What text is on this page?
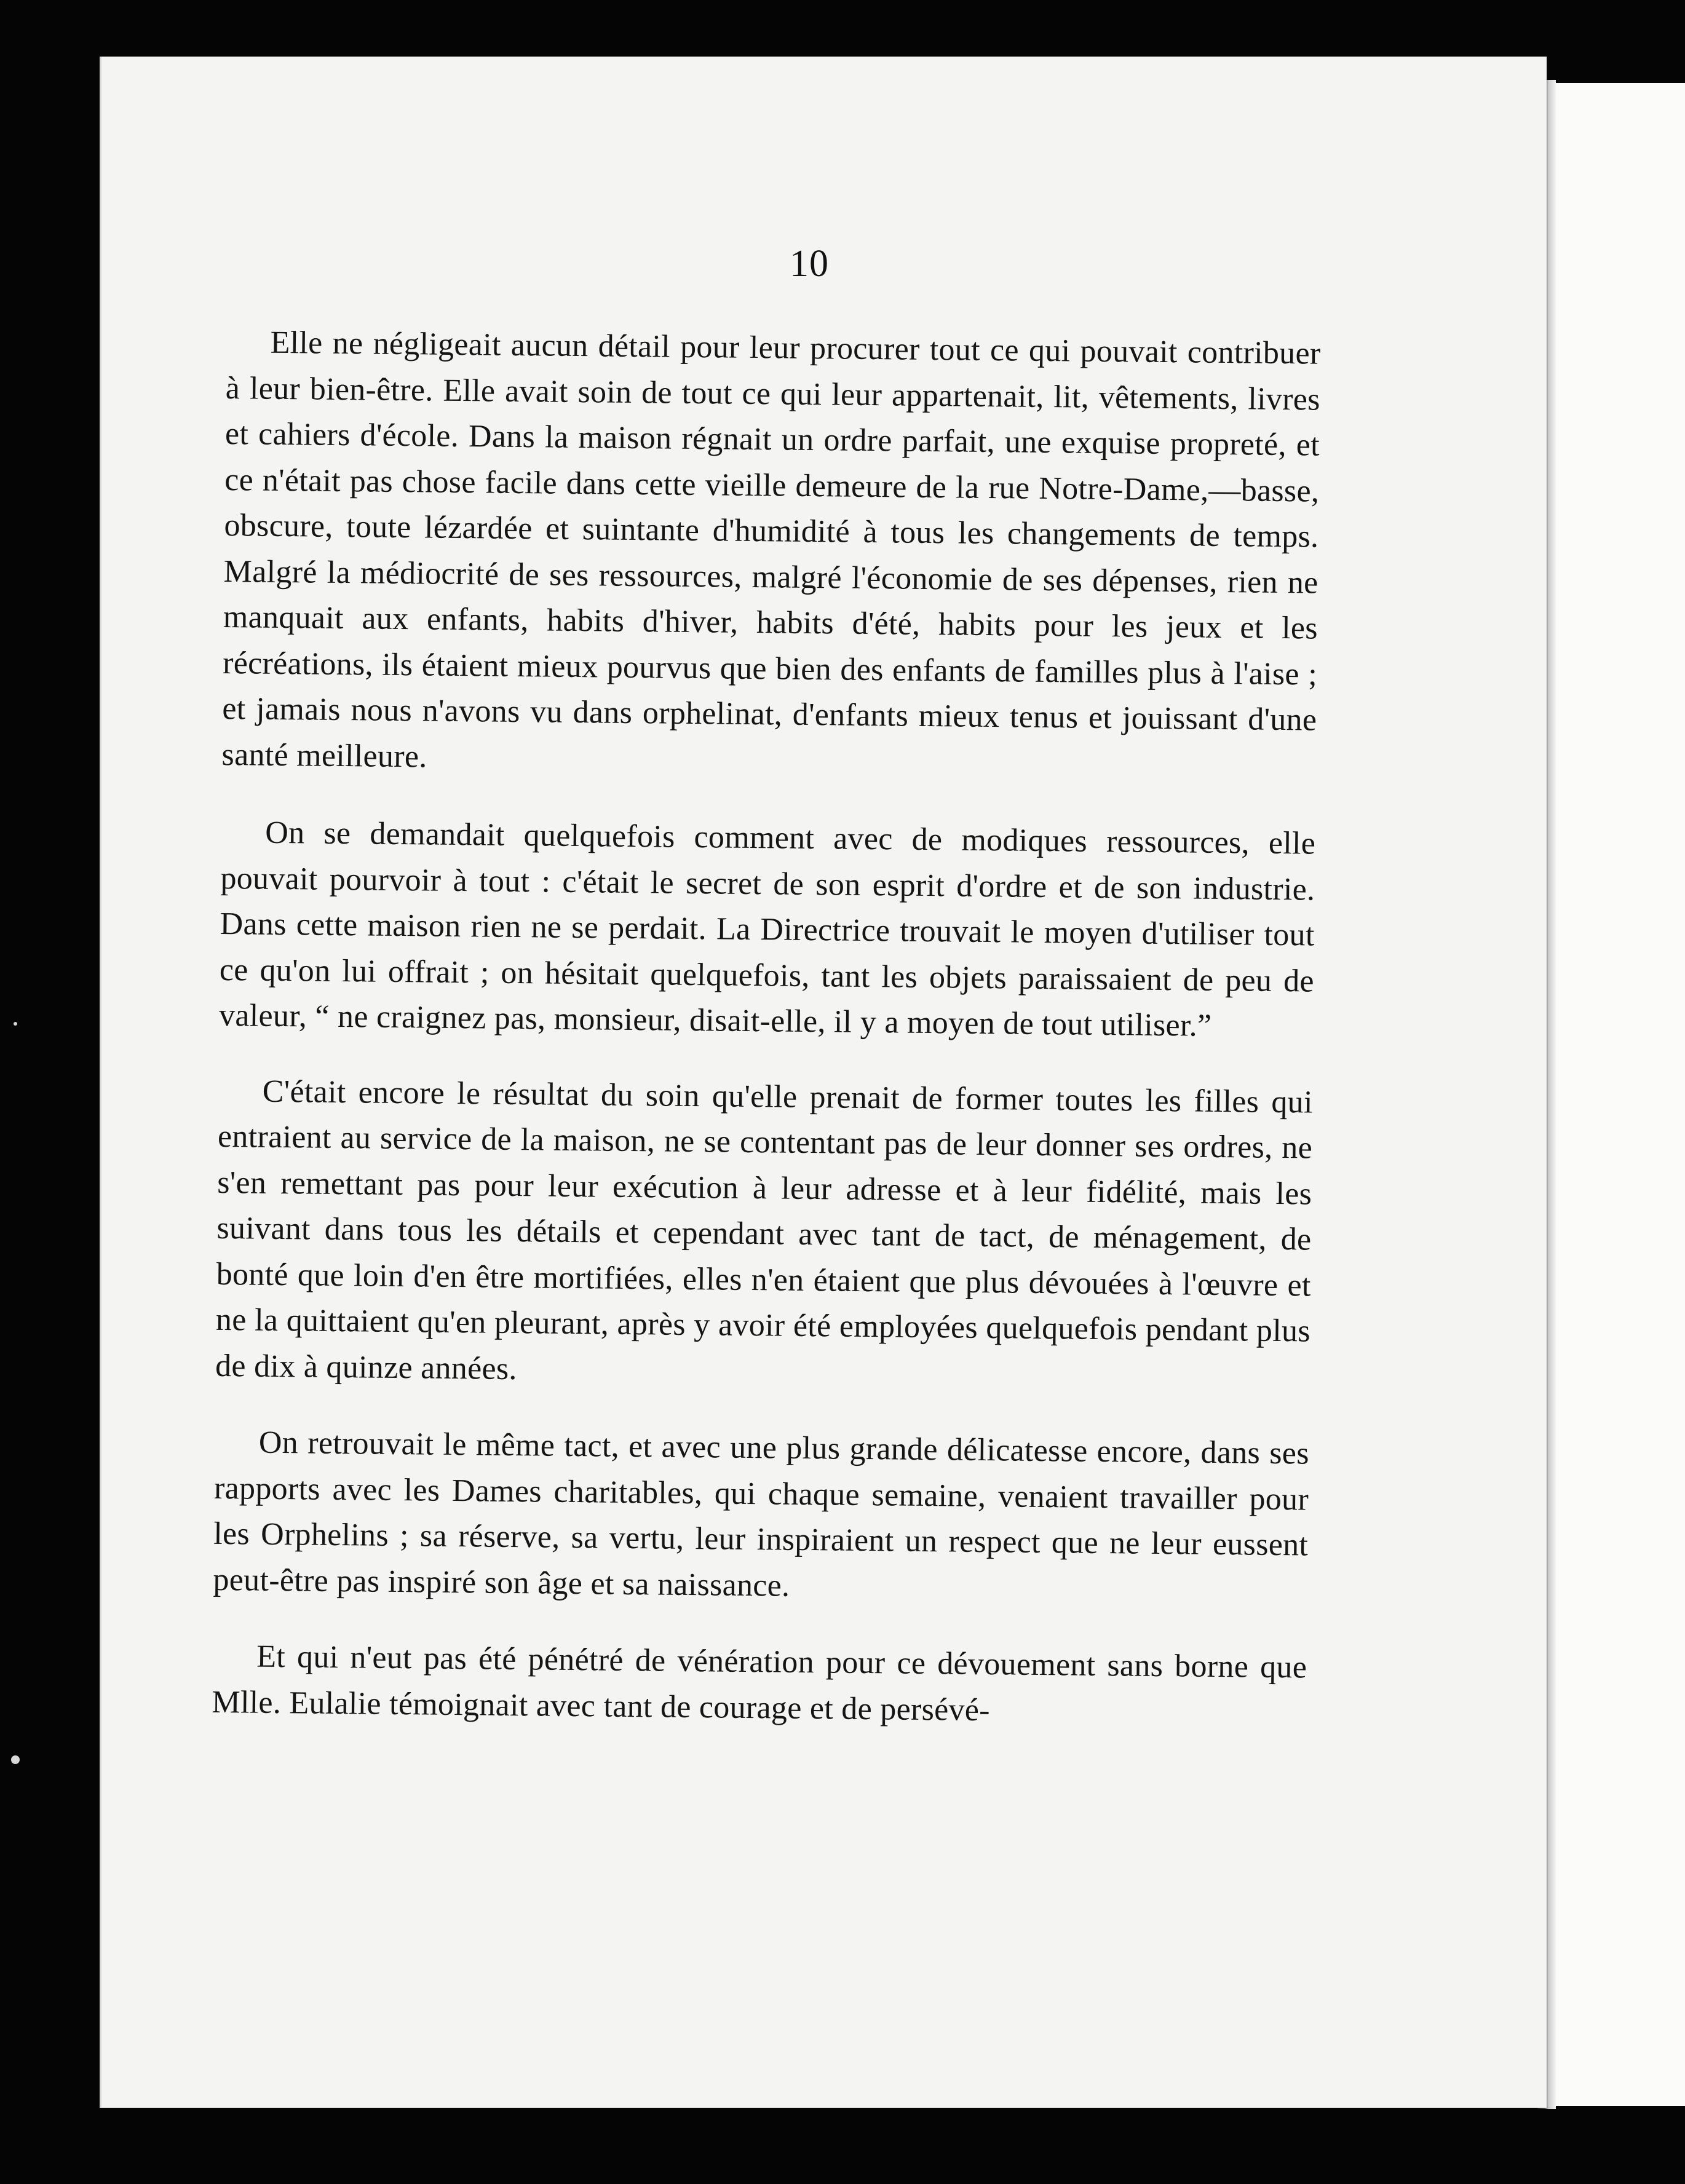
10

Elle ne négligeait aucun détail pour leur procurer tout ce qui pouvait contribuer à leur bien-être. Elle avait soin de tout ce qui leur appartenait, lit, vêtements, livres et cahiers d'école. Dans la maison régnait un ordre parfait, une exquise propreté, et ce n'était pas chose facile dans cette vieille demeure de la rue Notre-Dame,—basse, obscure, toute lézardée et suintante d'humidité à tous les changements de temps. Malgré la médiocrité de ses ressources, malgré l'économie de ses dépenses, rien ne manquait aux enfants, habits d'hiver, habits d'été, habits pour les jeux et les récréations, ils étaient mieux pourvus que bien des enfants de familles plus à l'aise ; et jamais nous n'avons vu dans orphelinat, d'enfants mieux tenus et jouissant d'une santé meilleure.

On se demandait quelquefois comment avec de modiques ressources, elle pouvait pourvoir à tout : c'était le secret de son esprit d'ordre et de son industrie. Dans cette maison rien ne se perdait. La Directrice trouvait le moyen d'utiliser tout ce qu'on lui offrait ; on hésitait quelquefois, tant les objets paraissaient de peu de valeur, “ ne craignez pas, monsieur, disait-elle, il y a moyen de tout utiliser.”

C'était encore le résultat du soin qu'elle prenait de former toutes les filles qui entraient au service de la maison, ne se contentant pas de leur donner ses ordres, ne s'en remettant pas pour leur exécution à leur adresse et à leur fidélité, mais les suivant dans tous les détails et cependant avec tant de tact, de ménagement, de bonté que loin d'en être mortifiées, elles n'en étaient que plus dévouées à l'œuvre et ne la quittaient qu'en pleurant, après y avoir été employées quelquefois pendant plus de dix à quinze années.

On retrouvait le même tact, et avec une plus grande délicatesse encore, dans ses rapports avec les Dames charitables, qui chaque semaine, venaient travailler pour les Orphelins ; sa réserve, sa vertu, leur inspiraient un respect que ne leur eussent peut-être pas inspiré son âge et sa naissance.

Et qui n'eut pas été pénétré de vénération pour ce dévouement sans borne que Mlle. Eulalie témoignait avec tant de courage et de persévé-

_Exercise details_
Leave out the pictures and return every record word for word.

_Written response_
What text is on this page?
10

Elle ne négligeait aucun détail pour leur procurer tout ce qui pouvait contribuer à leur bien-être. Elle avait soin de tout ce qui leur appartenait, lit, vêtements, livres et cahiers d'école. Dans la maison régnait un ordre parfait, une exquise propreté, et ce n'était pas chose facile dans cette vieille demeure de la rue Notre-Dame,—basse, obscure, toute lézardée et suintante d'humidité à tous les changements de temps. Malgré la médiocrité de ses ressources, malgré l'économie de ses dépenses, rien ne manquait aux enfants, habits d'hiver, habits d'été, habits pour les jeux et les récréations, ils étaient mieux pourvus que bien des enfants de familles plus à l'aise ; et jamais nous n'avons vu dans orphelinat, d'enfants mieux tenus et jouissant d'une santé meilleure.

On se demandait quelquefois comment avec de modiques ressources, elle pouvait pourvoir à tout : c'était le secret de son esprit d'ordre et de son industrie. Dans cette maison rien ne se perdait. La Directrice trouvait le moyen d'utiliser tout ce qu'on lui offrait ; on hésitait quelquefois, tant les objets paraissaient de peu de valeur, “ ne craignez pas, monsieur, disait-elle, il y a moyen de tout utiliser.”

C'était encore le résultat du soin qu'elle prenait de former toutes les filles qui entraient au service de la maison, ne se contentant pas de leur donner ses ordres, ne s'en remettant pas pour leur exécution à leur adresse et à leur fidélité, mais les suivant dans tous les détails et cependant avec tant de tact, de ménagement, de bonté que loin d'en être mortifiées, elles n'en étaient que plus dévouées à l'œuvre et ne la quittaient qu'en pleurant, après y avoir été employées quelquefois pendant plus de dix à quinze années.

On retrouvait le même tact, et avec une plus grande délicatesse encore, dans ses rapports avec les Dames charitables, qui chaque semaine, venaient travailler pour les Orphelins ; sa réserve, sa vertu, leur inspiraient un respect que ne leur eussent peut-être pas inspiré son âge et sa naissance.

Et qui n'eut pas été pénétré de vénération pour ce dévouement sans borne que Mlle. Eulalie témoignait avec tant de courage et de persévé-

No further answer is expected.